— Begin Rows —

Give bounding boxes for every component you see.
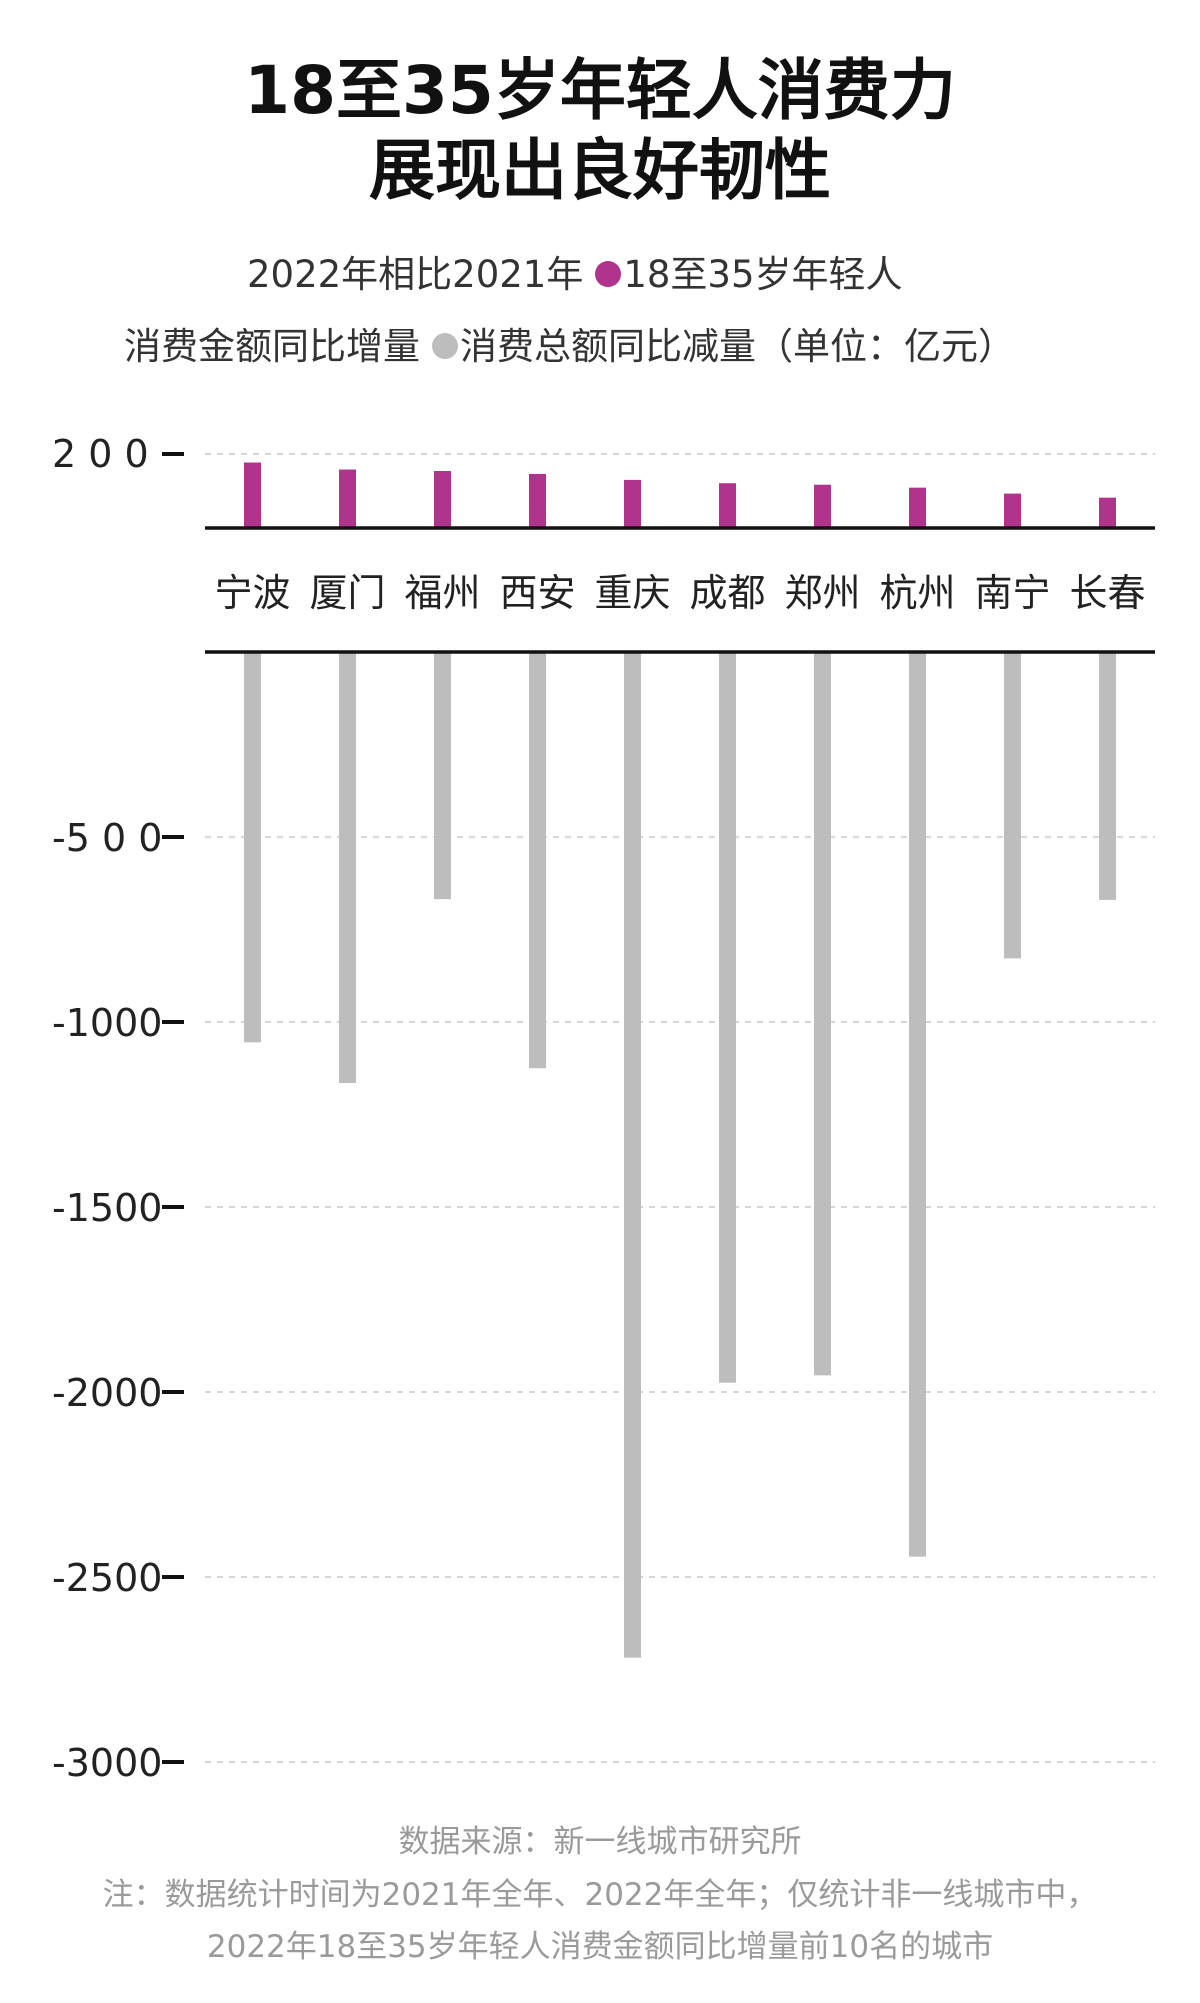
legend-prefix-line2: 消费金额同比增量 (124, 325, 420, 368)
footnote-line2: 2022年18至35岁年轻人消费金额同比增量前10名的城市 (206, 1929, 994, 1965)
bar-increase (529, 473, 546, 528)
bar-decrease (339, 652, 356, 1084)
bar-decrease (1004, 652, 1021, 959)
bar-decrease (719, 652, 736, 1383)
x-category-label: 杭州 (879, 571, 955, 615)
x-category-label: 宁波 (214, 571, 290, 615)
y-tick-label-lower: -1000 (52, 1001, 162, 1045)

— End Rows —

Request: Repeat each of the items above word for word, leaving out the pictures.

Task solution:
Give bounding boxes for every component you see.
legend-prefix-line2: 消费金额同比增量 (124, 325, 420, 368)
footnote-line2: 2022年18至35岁年轻人消费金额同比增量前10名的城市 (206, 1929, 994, 1965)
bar-increase (529, 473, 546, 528)
bar-decrease (339, 652, 356, 1084)
bar-decrease (1004, 652, 1021, 959)
bar-decrease (719, 652, 736, 1383)
x-category-label: 杭州 (879, 571, 955, 615)
x-category-label: 宁波 (214, 571, 290, 615)
y-tick-label-lower: -1000 (52, 1001, 162, 1045)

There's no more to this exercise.